**Written problem**
Word for word, transcribe the lines below and drop the pictures.

[Records]
__________

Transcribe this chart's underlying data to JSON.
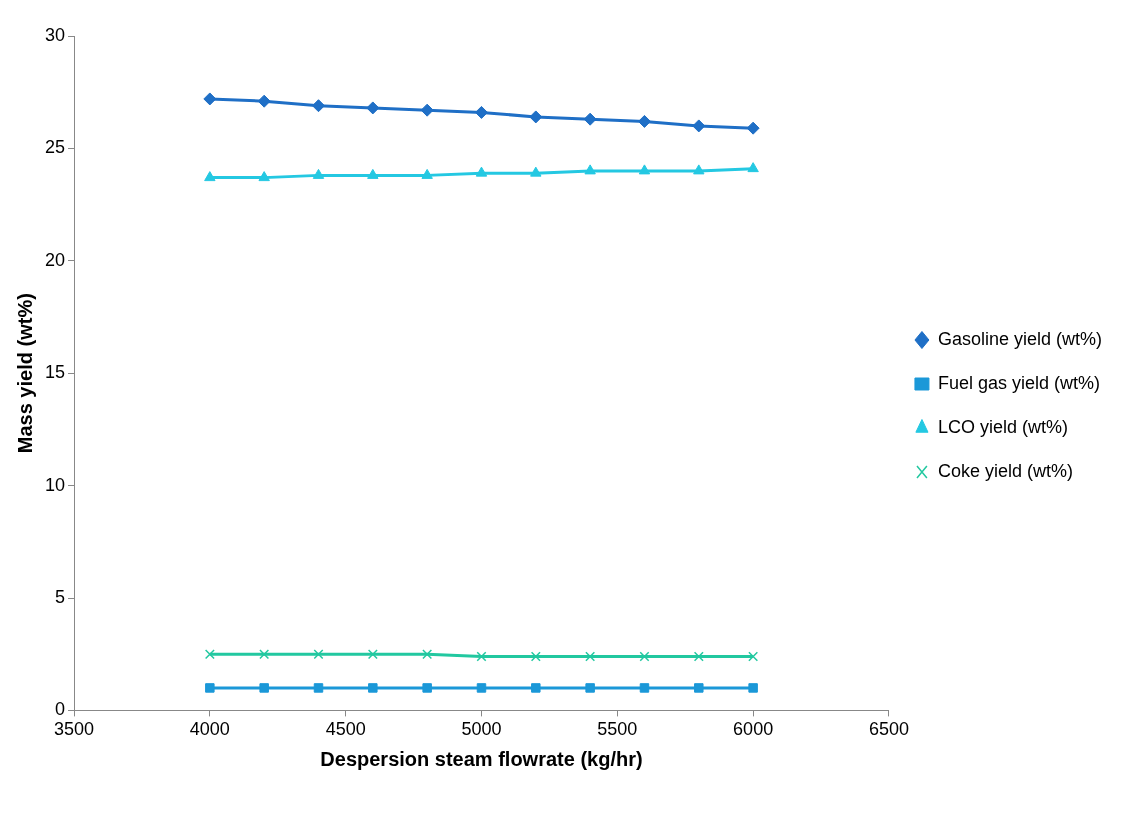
{
  "chart_data": {
    "type": "line",
    "xlabel": "Despersion steam flowrate (kg/hr)",
    "ylabel": "Mass yield (wt%)",
    "x": [
      4000,
      4200,
      4400,
      4600,
      4800,
      5000,
      5200,
      5400,
      5600,
      5800,
      6000
    ],
    "xlim": [
      3500,
      6500
    ],
    "xticks": [
      3500,
      4000,
      4500,
      5000,
      5500,
      6000,
      6500
    ],
    "ylim": [
      0,
      30
    ],
    "yticks": [
      0,
      5,
      10,
      15,
      20,
      25,
      30
    ],
    "grid": false,
    "legend": "right",
    "line_style": "solid",
    "series": [
      {
        "name": "Gasoline yield (wt%)",
        "color": "#1f6fc6",
        "marker": "diamond",
        "values": [
          27.2,
          27.1,
          26.9,
          26.8,
          26.7,
          26.6,
          26.4,
          26.3,
          26.2,
          26.0,
          25.9
        ]
      },
      {
        "name": "Fuel gas yield (wt%)",
        "color": "#1b98d8",
        "marker": "square",
        "values": [
          1.0,
          1.0,
          1.0,
          1.0,
          1.0,
          1.0,
          1.0,
          1.0,
          1.0,
          1.0,
          1.0
        ]
      },
      {
        "name": "LCO yield (wt%)",
        "color": "#24c8e2",
        "marker": "triangle",
        "values": [
          23.7,
          23.7,
          23.8,
          23.8,
          23.8,
          23.9,
          23.9,
          24.0,
          24.0,
          24.0,
          24.1
        ]
      },
      {
        "name": "Coke yield (wt%)",
        "color": "#22c8a0",
        "marker": "cross",
        "values": [
          2.5,
          2.5,
          2.5,
          2.5,
          2.5,
          2.4,
          2.4,
          2.4,
          2.4,
          2.4,
          2.4
        ]
      }
    ]
  }
}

__________

**The answer**
Transcribe this chart's underlying data to JSON.
{
  "chart_data": {
    "type": "line",
    "xlabel": "Despersion steam flowrate (kg/hr)",
    "ylabel": "Mass yield (wt%)",
    "x": [
      4000,
      4200,
      4400,
      4600,
      4800,
      5000,
      5200,
      5400,
      5600,
      5800,
      6000
    ],
    "xlim": [
      3500,
      6500
    ],
    "xticks": [
      3500,
      4000,
      4500,
      5000,
      5500,
      6000,
      6500
    ],
    "ylim": [
      0,
      30
    ],
    "yticks": [
      0,
      5,
      10,
      15,
      20,
      25,
      30
    ],
    "grid": false,
    "legend": "right",
    "line_style": "solid",
    "series": [
      {
        "name": "Gasoline yield (wt%)",
        "color": "#1f6fc6",
        "marker": "diamond",
        "values": [
          27.2,
          27.1,
          26.9,
          26.8,
          26.7,
          26.6,
          26.4,
          26.3,
          26.2,
          26.0,
          25.9
        ]
      },
      {
        "name": "Fuel gas yield (wt%)",
        "color": "#1b98d8",
        "marker": "square",
        "values": [
          1.0,
          1.0,
          1.0,
          1.0,
          1.0,
          1.0,
          1.0,
          1.0,
          1.0,
          1.0,
          1.0
        ]
      },
      {
        "name": "LCO yield (wt%)",
        "color": "#24c8e2",
        "marker": "triangle",
        "values": [
          23.7,
          23.7,
          23.8,
          23.8,
          23.8,
          23.9,
          23.9,
          24.0,
          24.0,
          24.0,
          24.1
        ]
      },
      {
        "name": "Coke yield (wt%)",
        "color": "#22c8a0",
        "marker": "cross",
        "values": [
          2.5,
          2.5,
          2.5,
          2.5,
          2.5,
          2.4,
          2.4,
          2.4,
          2.4,
          2.4,
          2.4
        ]
      }
    ]
  }
}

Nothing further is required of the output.